**Exercise brief:** Copy each line that holds "title".
******************************
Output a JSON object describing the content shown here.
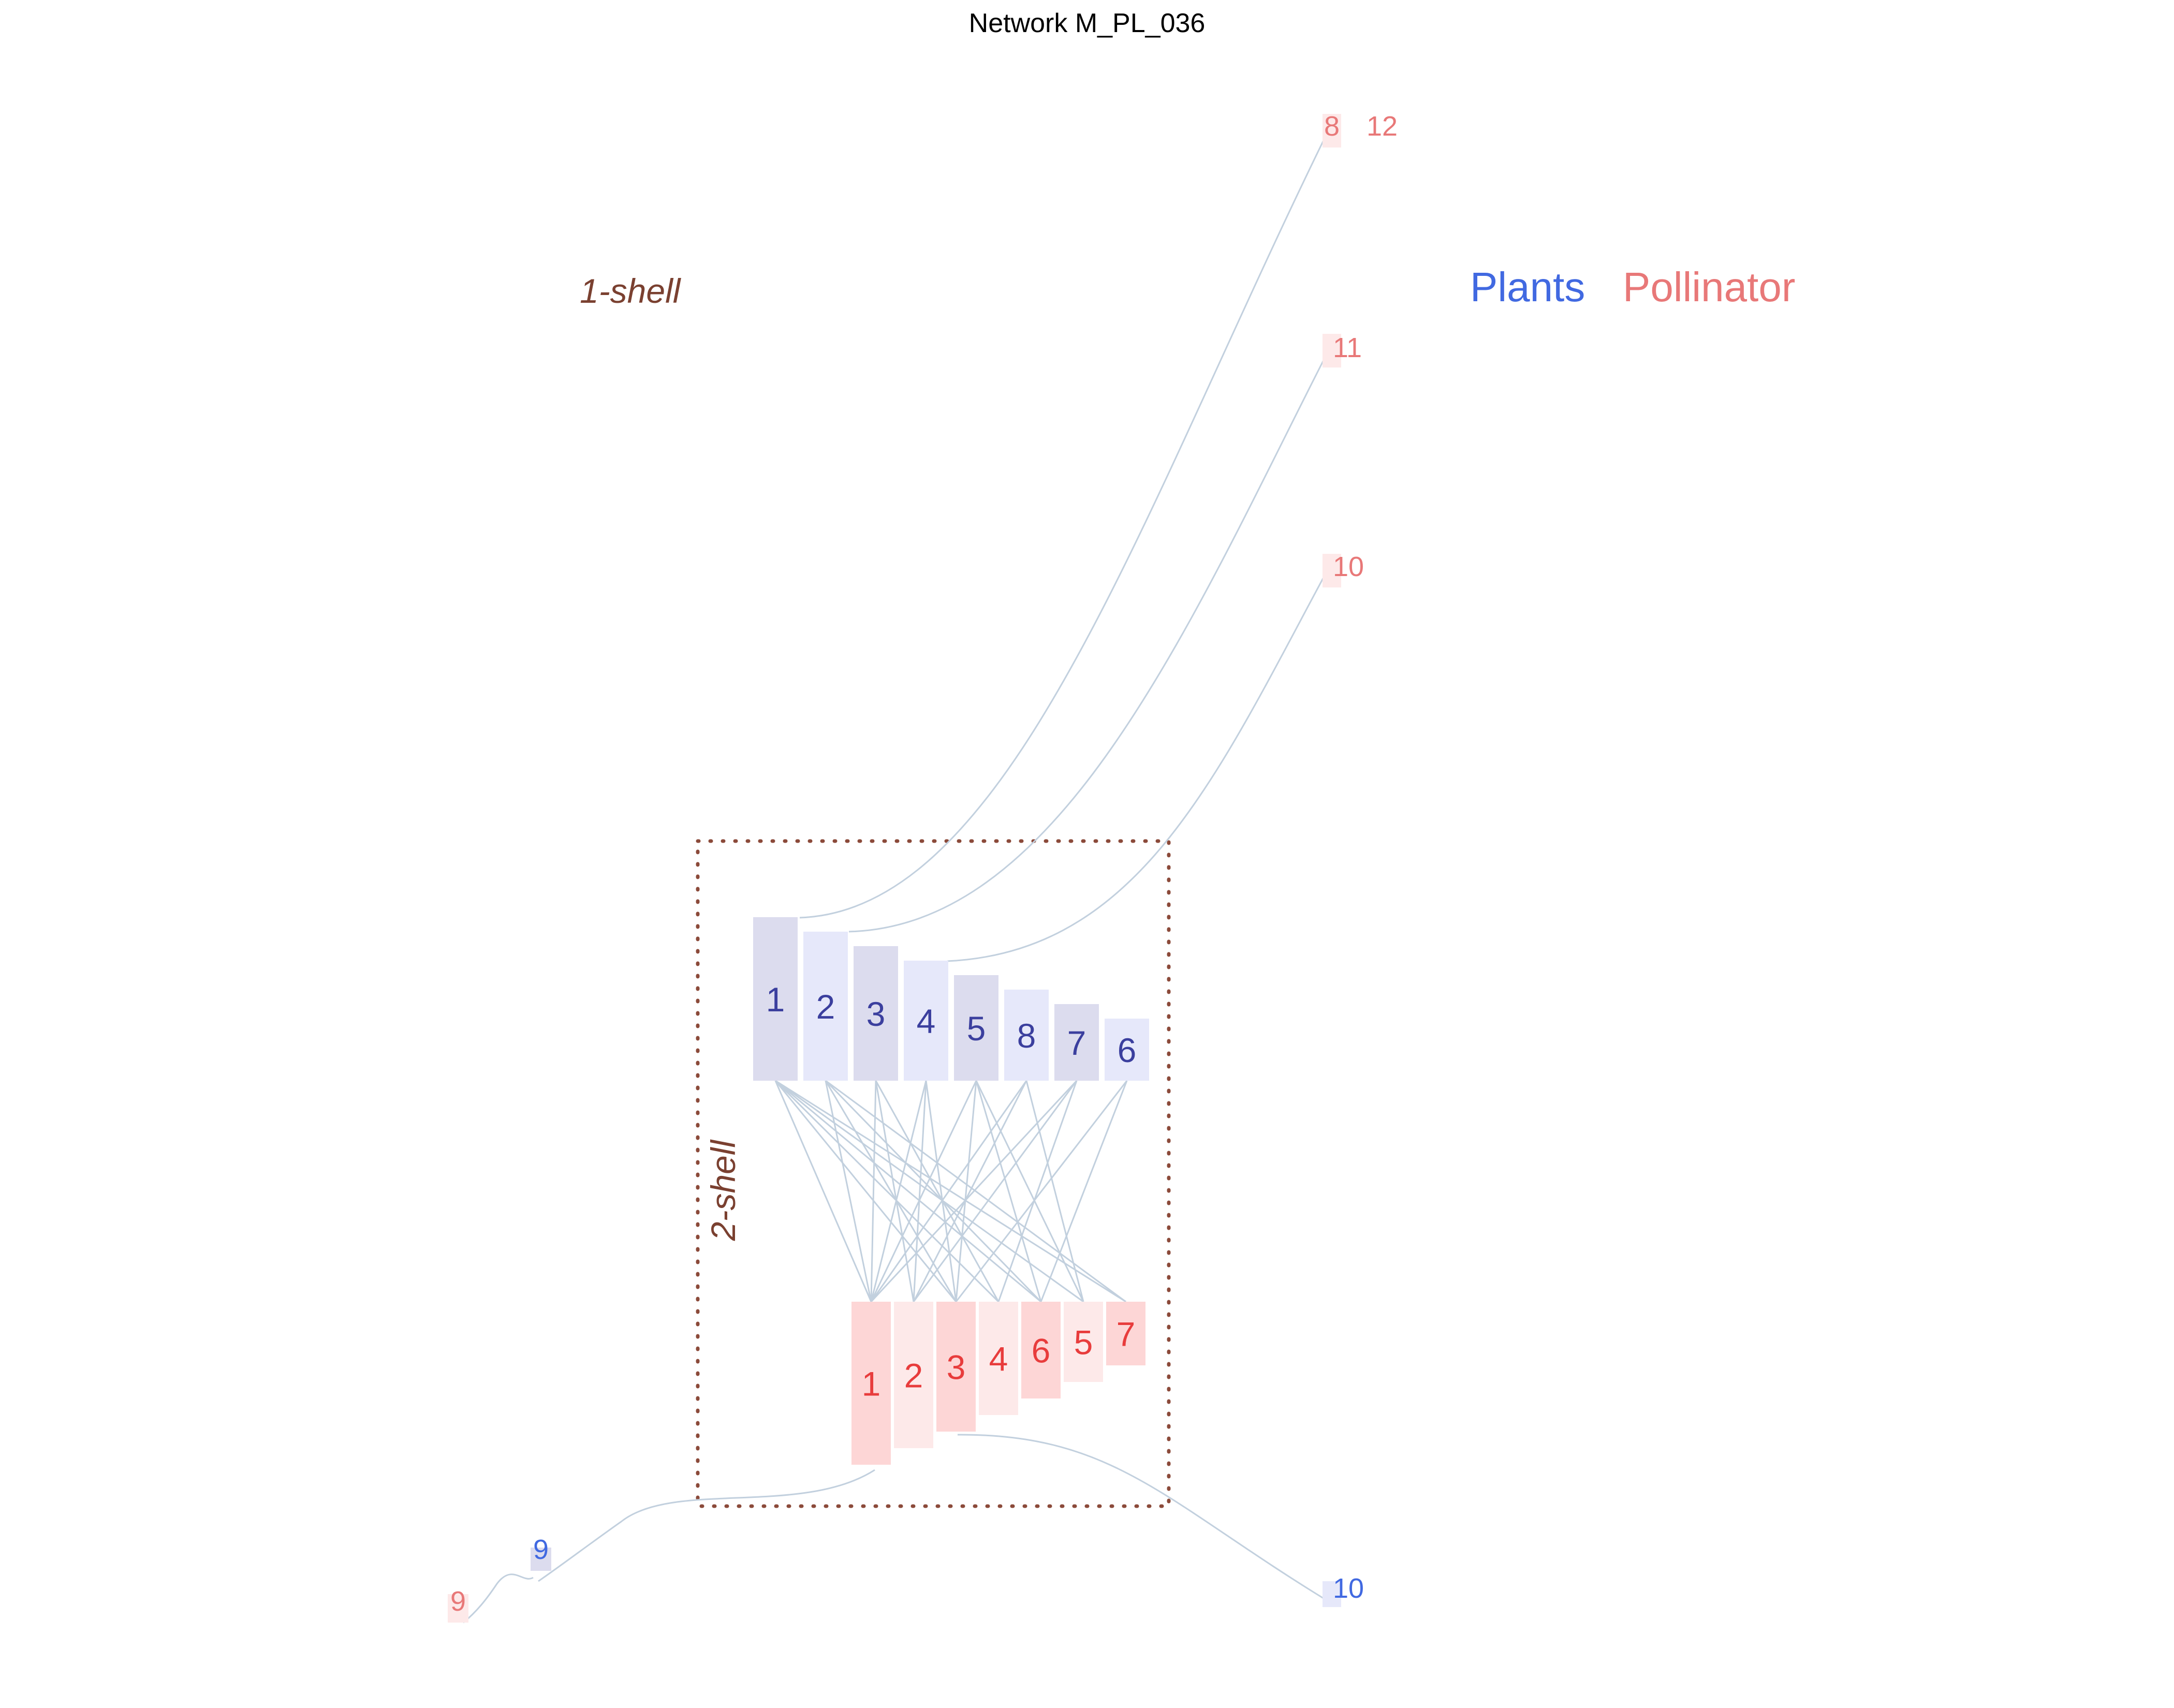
{
  "title": "Network M_PL_036",
  "legend": {
    "plants": "Plants",
    "pollinators": "Pollinator"
  },
  "shells": {
    "outer": "1-shell",
    "inner": "2-shell"
  },
  "colors": {
    "plant_text": "#3b3f9e",
    "plant_label": "#4169e1",
    "plant_fill_a": "#dcdcee",
    "plant_fill_b": "#e6e8fa",
    "poll_text": "#e83c3c",
    "poll_label": "#e87878",
    "poll_fill_a": "#fdd6d6",
    "poll_fill_b": "#fde9e9",
    "link": "#c2d0de",
    "shell_box": "#8b4a3a"
  },
  "plants_core": [
    "1",
    "2",
    "3",
    "4",
    "5",
    "8",
    "7",
    "6"
  ],
  "pollinators_core": [
    "1",
    "2",
    "3",
    "4",
    "6",
    "5",
    "7"
  ],
  "peripheral": {
    "poll_8": "8",
    "poll_12": "12",
    "poll_11": "11",
    "poll_10": "10",
    "plant_9": "9",
    "poll_9": "9",
    "plant_10": "10"
  },
  "links": [
    [
      "1",
      "1"
    ],
    [
      "1",
      "3"
    ],
    [
      "1",
      "4"
    ],
    [
      "1",
      "6"
    ],
    [
      "1",
      "5"
    ],
    [
      "1",
      "7"
    ],
    [
      "2",
      "1"
    ],
    [
      "2",
      "3"
    ],
    [
      "2",
      "6"
    ],
    [
      "2",
      "7"
    ],
    [
      "3",
      "1"
    ],
    [
      "3",
      "2"
    ],
    [
      "3",
      "4"
    ],
    [
      "4",
      "1"
    ],
    [
      "4",
      "2"
    ],
    [
      "4",
      "3"
    ],
    [
      "5",
      "1"
    ],
    [
      "5",
      "3"
    ],
    [
      "5",
      "6"
    ],
    [
      "5",
      "5"
    ],
    [
      "8",
      "1"
    ],
    [
      "8",
      "2"
    ],
    [
      "8",
      "5"
    ],
    [
      "7",
      "1"
    ],
    [
      "7",
      "2"
    ],
    [
      "7",
      "4"
    ],
    [
      "6",
      "3"
    ],
    [
      "6",
      "6"
    ]
  ]
}
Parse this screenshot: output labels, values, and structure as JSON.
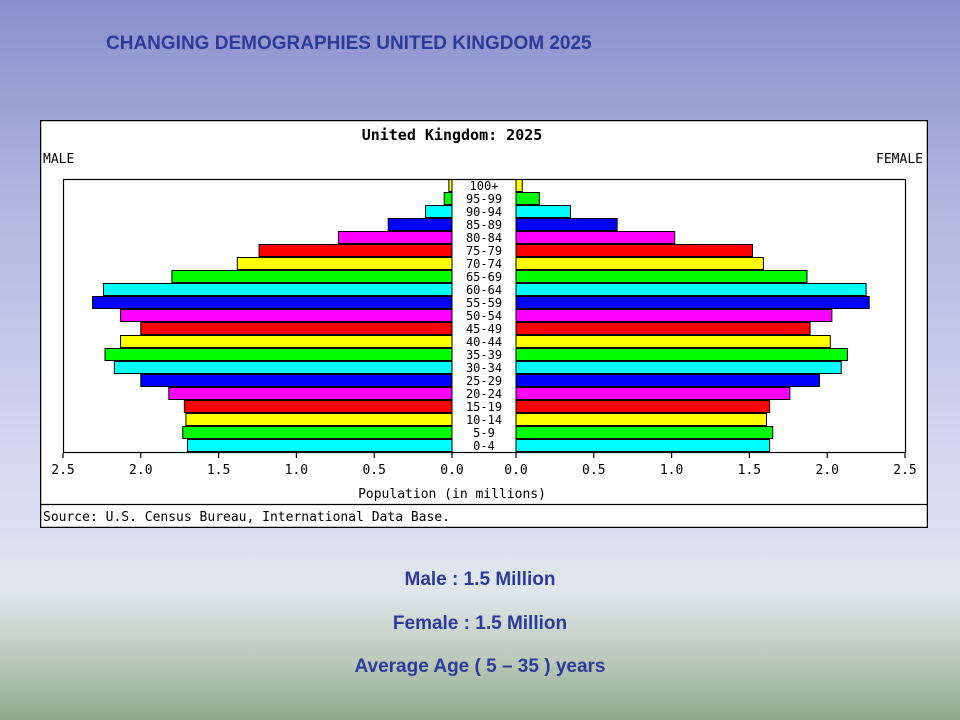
{
  "slide": {
    "title": "CHANGING DEMOGRAPHIES UNITED KINGDOM 2025",
    "caption_male": "Male : 1.5 Million",
    "caption_female": "Female : 1.5 Million",
    "caption_age": "Average Age ( 5 – 35 ) years"
  },
  "chart_data": {
    "type": "bar",
    "title": "United Kingdom: 2025",
    "left_label": "MALE",
    "right_label": "FEMALE",
    "xlabel": "Population (in millions)",
    "source": "Source: U.S. Census Bureau, International Data Base.",
    "xlim": [
      0,
      2.5
    ],
    "left_ticks": [
      "2.5",
      "2.0",
      "1.5",
      "1.0",
      "0.5",
      "0.0"
    ],
    "right_ticks": [
      "0.0",
      "0.5",
      "1.0",
      "1.5",
      "2.0",
      "2.5"
    ],
    "categories": [
      "100+",
      "95-99",
      "90-94",
      "85-89",
      "80-84",
      "75-79",
      "70-74",
      "65-69",
      "60-64",
      "55-59",
      "50-54",
      "45-49",
      "40-44",
      "35-39",
      "30-34",
      "25-29",
      "20-24",
      "15-19",
      "10-14",
      "5-9",
      "0-4"
    ],
    "series": [
      {
        "name": "MALE",
        "values": [
          0.02,
          0.05,
          0.17,
          0.41,
          0.73,
          1.24,
          1.38,
          1.8,
          2.24,
          2.31,
          2.13,
          2.0,
          2.13,
          2.23,
          2.17,
          2.0,
          1.82,
          1.72,
          1.71,
          1.73,
          1.7
        ]
      },
      {
        "name": "FEMALE",
        "values": [
          0.04,
          0.15,
          0.35,
          0.65,
          1.02,
          1.52,
          1.59,
          1.87,
          2.25,
          2.27,
          2.03,
          1.89,
          2.02,
          2.13,
          2.09,
          1.95,
          1.76,
          1.63,
          1.61,
          1.65,
          1.63
        ]
      }
    ],
    "bar_colors": [
      "#ffff00",
      "#00ff00",
      "#00ffff",
      "#0000ff",
      "#ff00ff",
      "#ff0000",
      "#ffff00",
      "#00ff00",
      "#00ffff",
      "#0000ff",
      "#ff00ff",
      "#ff0000",
      "#ffff00",
      "#00ff00",
      "#00ffff",
      "#0000ff",
      "#ff00ff",
      "#ff0000",
      "#ffff00",
      "#00ff00",
      "#00ffff"
    ],
    "grid": false
  }
}
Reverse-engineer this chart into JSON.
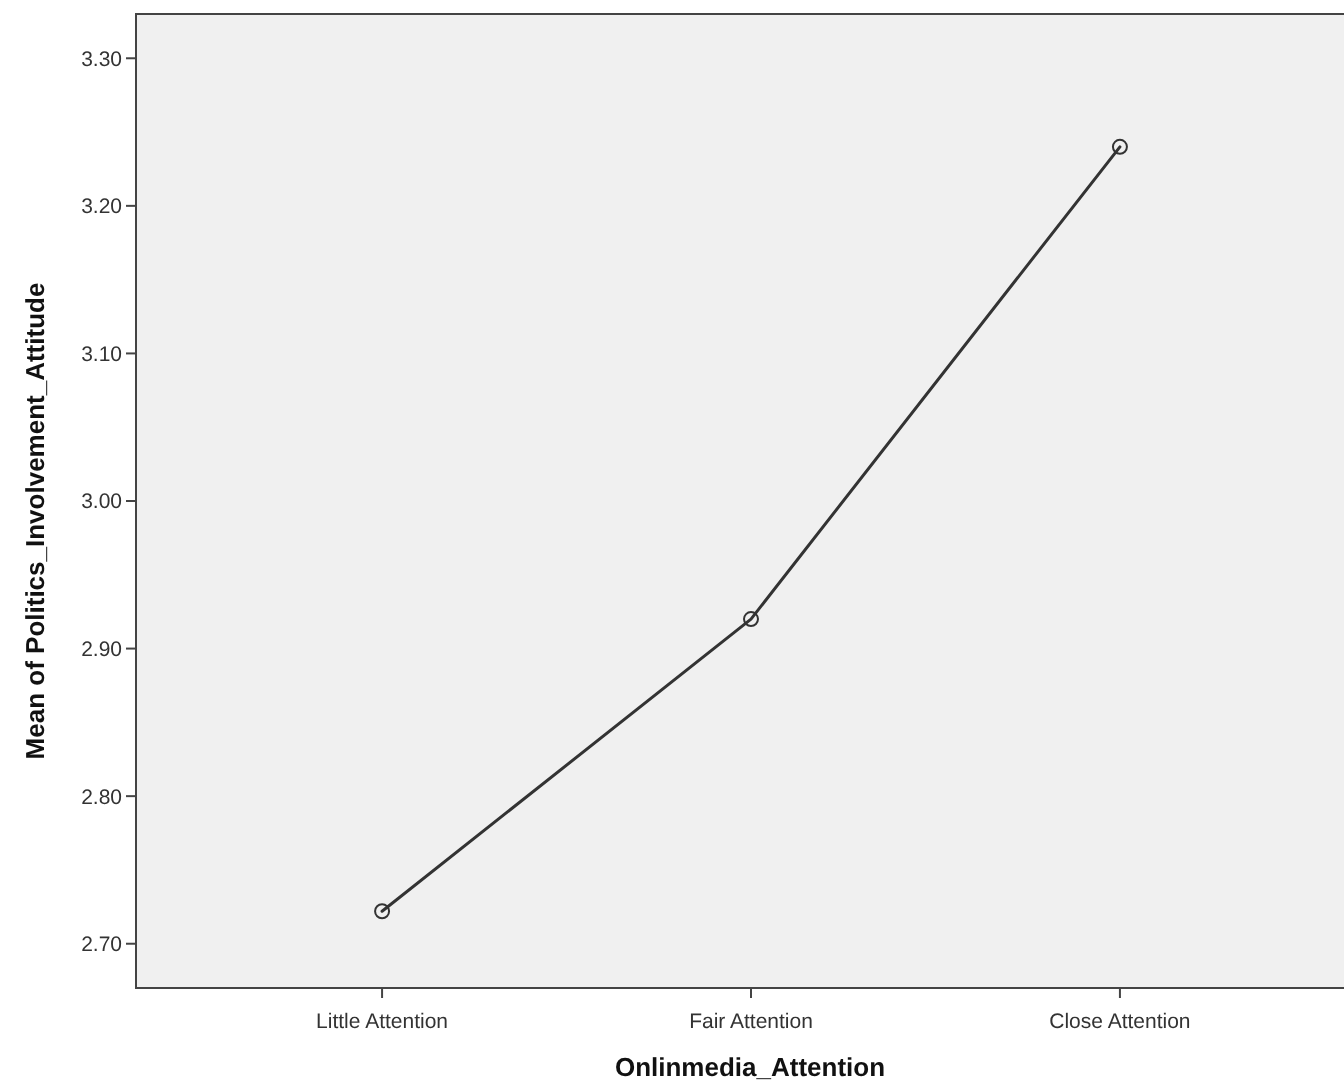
{
  "chart_data": {
    "type": "line",
    "xlabel": "Onlinmedia_Attention",
    "ylabel": "Mean of Politics_Involvement_Attitude",
    "categories": [
      "Little Attention",
      "Fair Attention",
      "Close Attention"
    ],
    "series": [
      {
        "color": "#333333",
        "values": [
          2.722,
          2.92,
          3.24
        ]
      }
    ],
    "ylim": [
      2.67,
      3.33
    ],
    "yticks": [
      {
        "value": 2.7,
        "label": "2.70"
      },
      {
        "value": 2.8,
        "label": "2.80"
      },
      {
        "value": 2.9,
        "label": "2.90"
      },
      {
        "value": 3.0,
        "label": "3.00"
      },
      {
        "value": 3.1,
        "label": "3.10"
      },
      {
        "value": 3.2,
        "label": "3.20"
      },
      {
        "value": 3.3,
        "label": "3.30"
      }
    ],
    "marker": "circle",
    "line_style": "solid"
  }
}
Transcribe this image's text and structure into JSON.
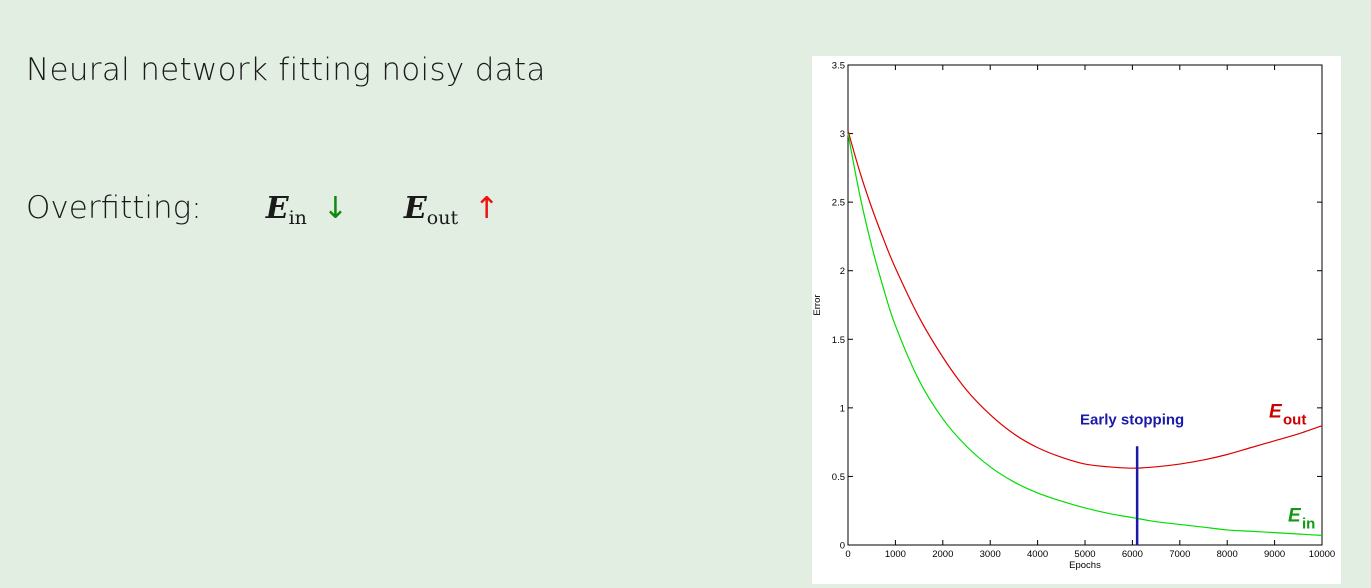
{
  "slide": {
    "title": "Neural network fitting noisy data",
    "overfitting_label": "Overfitting:",
    "ein_symbol": "E",
    "ein_sub": "in",
    "ein_arrow": "↓",
    "eout_symbol": "E",
    "eout_sub": "out",
    "eout_arrow": "↑"
  },
  "colors": {
    "ein": "#00dd00",
    "ein_label": "#119911",
    "eout": "#dd0000",
    "eout_label": "#cc0000",
    "stop": "#1a1aa8",
    "down_arrow": "#118811",
    "up_arrow": "#ee1111"
  },
  "chart_data": {
    "type": "line",
    "xlabel": "Epochs",
    "ylabel": "Error",
    "xlim": [
      0,
      10000
    ],
    "ylim": [
      0,
      3.5
    ],
    "xticks": [
      "0",
      "1000",
      "2000",
      "3000",
      "4000",
      "5000",
      "6000",
      "7000",
      "8000",
      "9000",
      "10000"
    ],
    "yticks": [
      "0",
      "0.5",
      "1",
      "1.5",
      "2",
      "2.5",
      "3",
      "3.5"
    ],
    "grid": false,
    "series": [
      {
        "name": "E_out",
        "label_main": "E",
        "label_sub": "out",
        "x": [
          0,
          250,
          500,
          750,
          1000,
          1500,
          2000,
          2500,
          3000,
          3500,
          4000,
          4500,
          5000,
          5500,
          6000,
          6500,
          7000,
          7500,
          8000,
          8500,
          9000,
          9500,
          10000
        ],
        "y": [
          3.02,
          2.72,
          2.46,
          2.23,
          2.02,
          1.66,
          1.37,
          1.13,
          0.95,
          0.81,
          0.71,
          0.64,
          0.59,
          0.57,
          0.56,
          0.57,
          0.59,
          0.62,
          0.66,
          0.71,
          0.76,
          0.81,
          0.87
        ]
      },
      {
        "name": "E_in",
        "label_main": "E",
        "label_sub": "in",
        "x": [
          0,
          250,
          500,
          750,
          1000,
          1500,
          2000,
          2500,
          3000,
          3500,
          4000,
          4500,
          5000,
          5500,
          6000,
          6500,
          7000,
          7500,
          8000,
          8500,
          9000,
          9500,
          10000
        ],
        "y": [
          3.0,
          2.55,
          2.18,
          1.87,
          1.6,
          1.2,
          0.92,
          0.72,
          0.57,
          0.46,
          0.38,
          0.32,
          0.27,
          0.23,
          0.2,
          0.17,
          0.15,
          0.13,
          0.11,
          0.1,
          0.09,
          0.08,
          0.07
        ]
      }
    ],
    "annotation": {
      "text": "Early stopping",
      "x": 6100,
      "y_top": 0.72,
      "y_bottom": 0
    }
  }
}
******************************
**Result for this task:**
  "title": "Network M_PL_036",
    "title": "CHANGING DEMOGRAPHIES UNITED KINGDOM 2025",
    "title": "United Kingdom: 2025",
    "title": "Neural network fitting noisy data",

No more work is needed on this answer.